:: Excerpted data ::
<<<<
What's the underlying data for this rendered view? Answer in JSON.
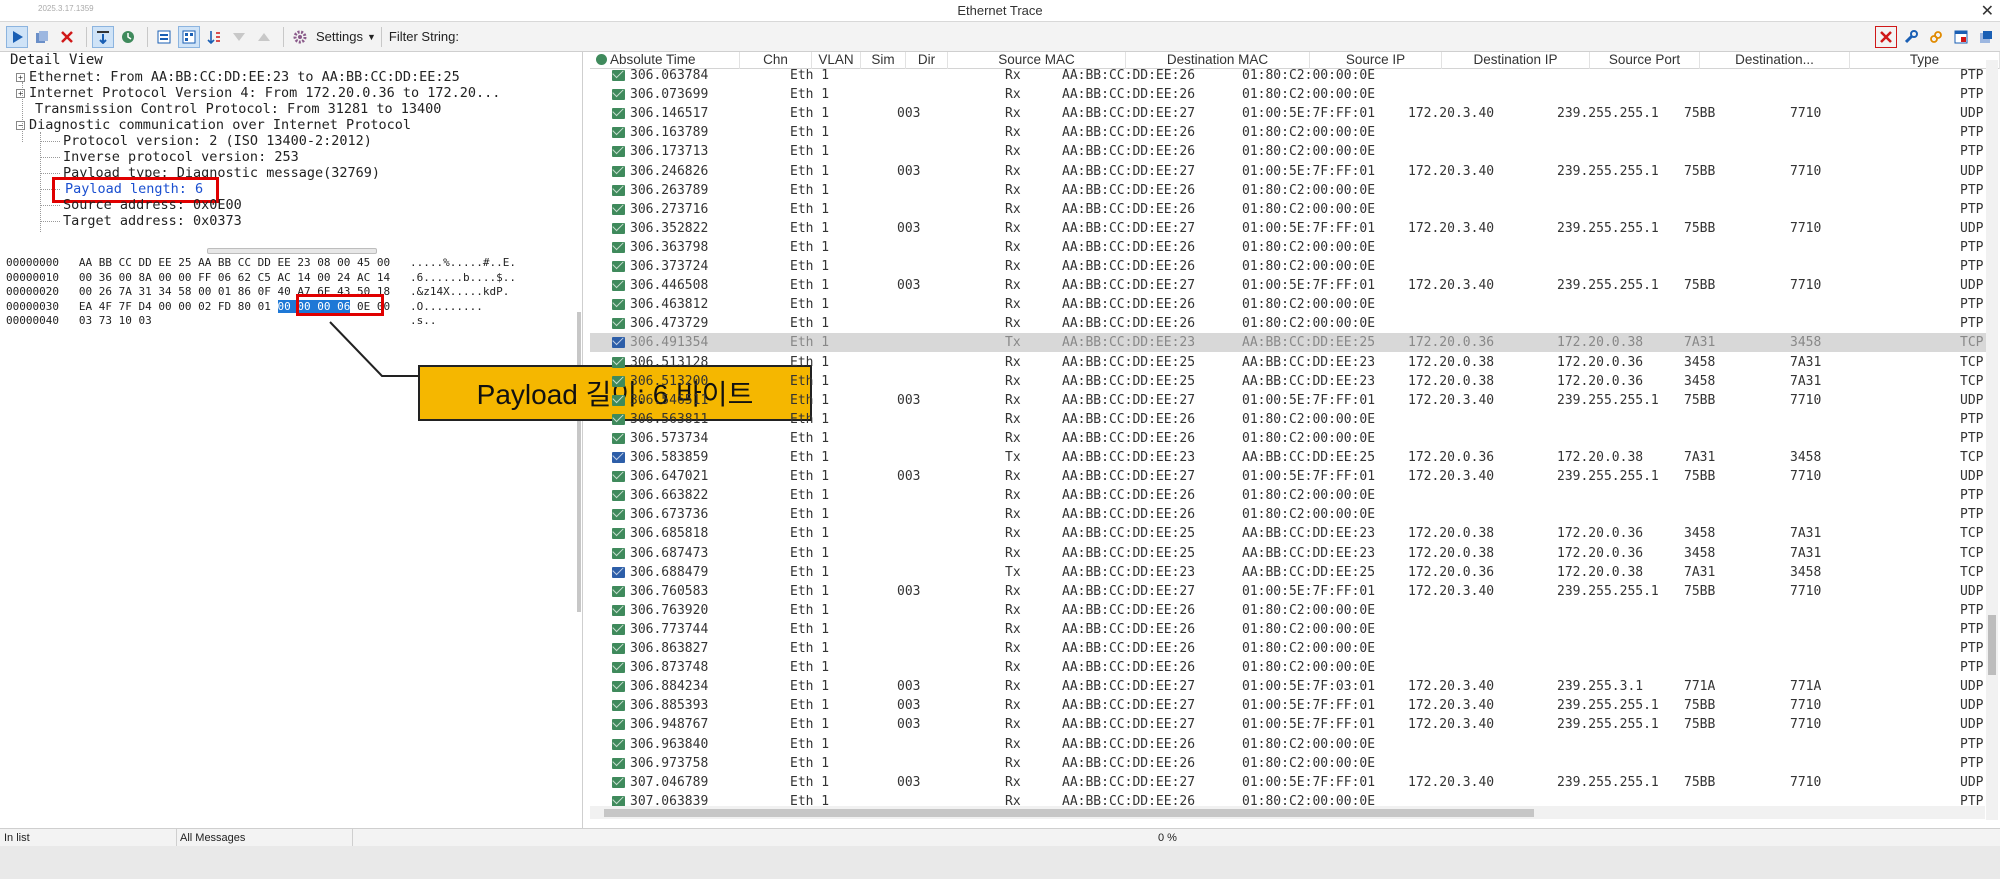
{
  "window": {
    "version": "2025.3.17.1359",
    "title": "Ethernet Trace",
    "close_glyph": "✕"
  },
  "toolbar": {
    "settings_label": "Settings",
    "filter_label": "Filter String:"
  },
  "detail": {
    "header": "Detail View",
    "lines": [
      "Ethernet: From AA:BB:CC:DD:EE:23 to AA:BB:CC:DD:EE:25",
      "Internet Protocol Version 4: From 172.20.0.36 to 172.20...",
      "Transmission Control Protocol: From 31281 to 13400",
      "Diagnostic communication over Internet Protocol",
      "Protocol version: 2 (ISO 13400-2:2012)",
      "Inverse protocol version: 253",
      "Payload type: Diagnostic message(32769)",
      "Payload length: 6",
      "Source address: 0x0E00",
      "Target address: 0x0373"
    ]
  },
  "hex": {
    "rows": [
      {
        "offset": "00000000",
        "bytes": "AA BB CC DD EE 25 AA BB CC DD EE 23 08 00 45 00",
        "ascii": ".....%.....#..E."
      },
      {
        "offset": "00000010",
        "bytes": "00 36 00 8A 00 00 FF 06 62 C5 AC 14 00 24 AC 14",
        "ascii": ".6......b....$.."
      },
      {
        "offset": "00000020",
        "bytes": "00 26 7A 31 34 58 00 01 86 0F 40 A7 6E 43 50 18",
        "ascii": ".&z14X.....kdP."
      },
      {
        "offset": "00000030",
        "bytes_pre": "EA 4F 7F D4 00 00 02 FD 80 01 ",
        "bytes_sel": "00 00 00 06",
        "bytes_post": " 0E 00",
        "ascii": ".O........."
      },
      {
        "offset": "00000040",
        "bytes": "03 73 10 03",
        "ascii": ".s.."
      }
    ]
  },
  "callout": {
    "text": "Payload 길이: 6 바이트"
  },
  "colors": {
    "rx_icon": "#3f8a5c",
    "tx_icon": "#2d5ea8",
    "highlight_red": "#e00000",
    "callout_bg": "#f5b700"
  },
  "table": {
    "columns": [
      "Absolute Time",
      "Chn",
      "VLAN",
      "Sim",
      "Dir",
      "Source MAC",
      "Destination MAC",
      "Source IP",
      "Destination IP",
      "Source Port",
      "Destination...",
      "Type"
    ],
    "rows": [
      [
        "306.063784",
        "Eth 1",
        "",
        "",
        "Rx",
        "AA:BB:CC:DD:EE:26",
        "01:80:C2:00:00:0E",
        "",
        "",
        "",
        "",
        "PTP"
      ],
      [
        "306.073699",
        "Eth 1",
        "",
        "",
        "Rx",
        "AA:BB:CC:DD:EE:26",
        "01:80:C2:00:00:0E",
        "",
        "",
        "",
        "",
        "PTP"
      ],
      [
        "306.146517",
        "Eth 1",
        "003",
        "",
        "Rx",
        "AA:BB:CC:DD:EE:27",
        "01:00:5E:7F:FF:01",
        "172.20.3.40",
        "239.255.255.1",
        "75BB",
        "7710",
        "UDP"
      ],
      [
        "306.163789",
        "Eth 1",
        "",
        "",
        "Rx",
        "AA:BB:CC:DD:EE:26",
        "01:80:C2:00:00:0E",
        "",
        "",
        "",
        "",
        "PTP"
      ],
      [
        "306.173713",
        "Eth 1",
        "",
        "",
        "Rx",
        "AA:BB:CC:DD:EE:26",
        "01:80:C2:00:00:0E",
        "",
        "",
        "",
        "",
        "PTP"
      ],
      [
        "306.246826",
        "Eth 1",
        "003",
        "",
        "Rx",
        "AA:BB:CC:DD:EE:27",
        "01:00:5E:7F:FF:01",
        "172.20.3.40",
        "239.255.255.1",
        "75BB",
        "7710",
        "UDP"
      ],
      [
        "306.263789",
        "Eth 1",
        "",
        "",
        "Rx",
        "AA:BB:CC:DD:EE:26",
        "01:80:C2:00:00:0E",
        "",
        "",
        "",
        "",
        "PTP"
      ],
      [
        "306.273716",
        "Eth 1",
        "",
        "",
        "Rx",
        "AA:BB:CC:DD:EE:26",
        "01:80:C2:00:00:0E",
        "",
        "",
        "",
        "",
        "PTP"
      ],
      [
        "306.352822",
        "Eth 1",
        "003",
        "",
        "Rx",
        "AA:BB:CC:DD:EE:27",
        "01:00:5E:7F:FF:01",
        "172.20.3.40",
        "239.255.255.1",
        "75BB",
        "7710",
        "UDP"
      ],
      [
        "306.363798",
        "Eth 1",
        "",
        "",
        "Rx",
        "AA:BB:CC:DD:EE:26",
        "01:80:C2:00:00:0E",
        "",
        "",
        "",
        "",
        "PTP"
      ],
      [
        "306.373724",
        "Eth 1",
        "",
        "",
        "Rx",
        "AA:BB:CC:DD:EE:26",
        "01:80:C2:00:00:0E",
        "",
        "",
        "",
        "",
        "PTP"
      ],
      [
        "306.446508",
        "Eth 1",
        "003",
        "",
        "Rx",
        "AA:BB:CC:DD:EE:27",
        "01:00:5E:7F:FF:01",
        "172.20.3.40",
        "239.255.255.1",
        "75BB",
        "7710",
        "UDP"
      ],
      [
        "306.463812",
        "Eth 1",
        "",
        "",
        "Rx",
        "AA:BB:CC:DD:EE:26",
        "01:80:C2:00:00:0E",
        "",
        "",
        "",
        "",
        "PTP"
      ],
      [
        "306.473729",
        "Eth 1",
        "",
        "",
        "Rx",
        "AA:BB:CC:DD:EE:26",
        "01:80:C2:00:00:0E",
        "",
        "",
        "",
        "",
        "PTP"
      ],
      [
        "306.491354",
        "Eth 1",
        "",
        "",
        "Tx",
        "AA:BB:CC:DD:EE:23",
        "AA:BB:CC:DD:EE:25",
        "172.20.0.36",
        "172.20.0.38",
        "7A31",
        "3458",
        "TCP"
      ],
      [
        "306.513128",
        "Eth 1",
        "",
        "",
        "Rx",
        "AA:BB:CC:DD:EE:25",
        "AA:BB:CC:DD:EE:23",
        "172.20.0.38",
        "172.20.0.36",
        "3458",
        "7A31",
        "TCP"
      ],
      [
        "306.513200",
        "Eth 1",
        "",
        "",
        "Rx",
        "AA:BB:CC:DD:EE:25",
        "AA:BB:CC:DD:EE:23",
        "172.20.0.38",
        "172.20.0.36",
        "3458",
        "7A31",
        "TCP"
      ],
      [
        "306.546511",
        "Eth 1",
        "003",
        "",
        "Rx",
        "AA:BB:CC:DD:EE:27",
        "01:00:5E:7F:FF:01",
        "172.20.3.40",
        "239.255.255.1",
        "75BB",
        "7710",
        "UDP"
      ],
      [
        "306.563811",
        "Eth 1",
        "",
        "",
        "Rx",
        "AA:BB:CC:DD:EE:26",
        "01:80:C2:00:00:0E",
        "",
        "",
        "",
        "",
        "PTP"
      ],
      [
        "306.573734",
        "Eth 1",
        "",
        "",
        "Rx",
        "AA:BB:CC:DD:EE:26",
        "01:80:C2:00:00:0E",
        "",
        "",
        "",
        "",
        "PTP"
      ],
      [
        "306.583859",
        "Eth 1",
        "",
        "",
        "Tx",
        "AA:BB:CC:DD:EE:23",
        "AA:BB:CC:DD:EE:25",
        "172.20.0.36",
        "172.20.0.38",
        "7A31",
        "3458",
        "TCP"
      ],
      [
        "306.647021",
        "Eth 1",
        "003",
        "",
        "Rx",
        "AA:BB:CC:DD:EE:27",
        "01:00:5E:7F:FF:01",
        "172.20.3.40",
        "239.255.255.1",
        "75BB",
        "7710",
        "UDP"
      ],
      [
        "306.663822",
        "Eth 1",
        "",
        "",
        "Rx",
        "AA:BB:CC:DD:EE:26",
        "01:80:C2:00:00:0E",
        "",
        "",
        "",
        "",
        "PTP"
      ],
      [
        "306.673736",
        "Eth 1",
        "",
        "",
        "Rx",
        "AA:BB:CC:DD:EE:26",
        "01:80:C2:00:00:0E",
        "",
        "",
        "",
        "",
        "PTP"
      ],
      [
        "306.685818",
        "Eth 1",
        "",
        "",
        "Rx",
        "AA:BB:CC:DD:EE:25",
        "AA:BB:CC:DD:EE:23",
        "172.20.0.38",
        "172.20.0.36",
        "3458",
        "7A31",
        "TCP"
      ],
      [
        "306.687473",
        "Eth 1",
        "",
        "",
        "Rx",
        "AA:BB:CC:DD:EE:25",
        "AA:BB:CC:DD:EE:23",
        "172.20.0.38",
        "172.20.0.36",
        "3458",
        "7A31",
        "TCP"
      ],
      [
        "306.688479",
        "Eth 1",
        "",
        "",
        "Tx",
        "AA:BB:CC:DD:EE:23",
        "AA:BB:CC:DD:EE:25",
        "172.20.0.36",
        "172.20.0.38",
        "7A31",
        "3458",
        "TCP"
      ],
      [
        "306.760583",
        "Eth 1",
        "003",
        "",
        "Rx",
        "AA:BB:CC:DD:EE:27",
        "01:00:5E:7F:FF:01",
        "172.20.3.40",
        "239.255.255.1",
        "75BB",
        "7710",
        "UDP"
      ],
      [
        "306.763920",
        "Eth 1",
        "",
        "",
        "Rx",
        "AA:BB:CC:DD:EE:26",
        "01:80:C2:00:00:0E",
        "",
        "",
        "",
        "",
        "PTP"
      ],
      [
        "306.773744",
        "Eth 1",
        "",
        "",
        "Rx",
        "AA:BB:CC:DD:EE:26",
        "01:80:C2:00:00:0E",
        "",
        "",
        "",
        "",
        "PTP"
      ],
      [
        "306.863827",
        "Eth 1",
        "",
        "",
        "Rx",
        "AA:BB:CC:DD:EE:26",
        "01:80:C2:00:00:0E",
        "",
        "",
        "",
        "",
        "PTP"
      ],
      [
        "306.873748",
        "Eth 1",
        "",
        "",
        "Rx",
        "AA:BB:CC:DD:EE:26",
        "01:80:C2:00:00:0E",
        "",
        "",
        "",
        "",
        "PTP"
      ],
      [
        "306.884234",
        "Eth 1",
        "003",
        "",
        "Rx",
        "AA:BB:CC:DD:EE:27",
        "01:00:5E:7F:03:01",
        "172.20.3.40",
        "239.255.3.1",
        "771A",
        "771A",
        "UDP"
      ],
      [
        "306.885393",
        "Eth 1",
        "003",
        "",
        "Rx",
        "AA:BB:CC:DD:EE:27",
        "01:00:5E:7F:FF:01",
        "172.20.3.40",
        "239.255.255.1",
        "75BB",
        "7710",
        "UDP"
      ],
      [
        "306.948767",
        "Eth 1",
        "003",
        "",
        "Rx",
        "AA:BB:CC:DD:EE:27",
        "01:00:5E:7F:FF:01",
        "172.20.3.40",
        "239.255.255.1",
        "75BB",
        "7710",
        "UDP"
      ],
      [
        "306.963840",
        "Eth 1",
        "",
        "",
        "Rx",
        "AA:BB:CC:DD:EE:26",
        "01:80:C2:00:00:0E",
        "",
        "",
        "",
        "",
        "PTP"
      ],
      [
        "306.973758",
        "Eth 1",
        "",
        "",
        "Rx",
        "AA:BB:CC:DD:EE:26",
        "01:80:C2:00:00:0E",
        "",
        "",
        "",
        "",
        "PTP"
      ],
      [
        "307.046789",
        "Eth 1",
        "003",
        "",
        "Rx",
        "AA:BB:CC:DD:EE:27",
        "01:00:5E:7F:FF:01",
        "172.20.3.40",
        "239.255.255.1",
        "75BB",
        "7710",
        "UDP"
      ],
      [
        "307.063839",
        "Eth 1",
        "",
        "",
        "Rx",
        "AA:BB:CC:DD:EE:26",
        "01:80:C2:00:00:0E",
        "",
        "",
        "",
        "",
        "PTP"
      ]
    ],
    "selected_row": 14
  },
  "status": {
    "left": "In list",
    "filter": "All Messages",
    "progress": "0 %"
  }
}
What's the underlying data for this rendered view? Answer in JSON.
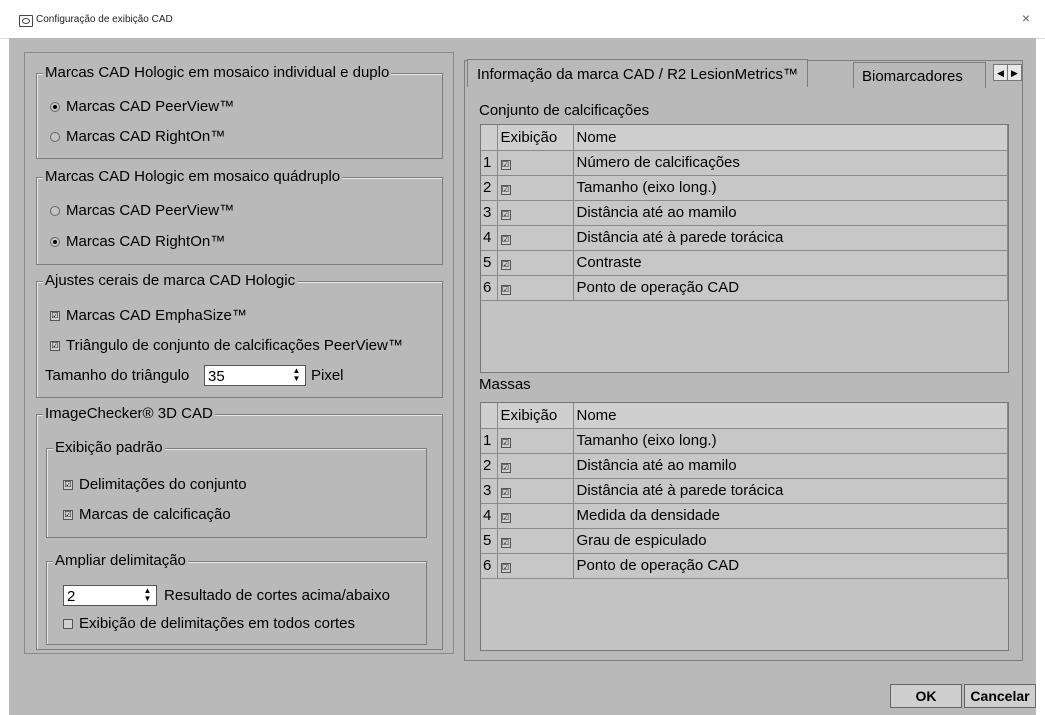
>>>>
:: Written instruction ::
How many lines of these entries contain the string "Ethernet"? Reply with the number alone.

:: Result of this task ::
2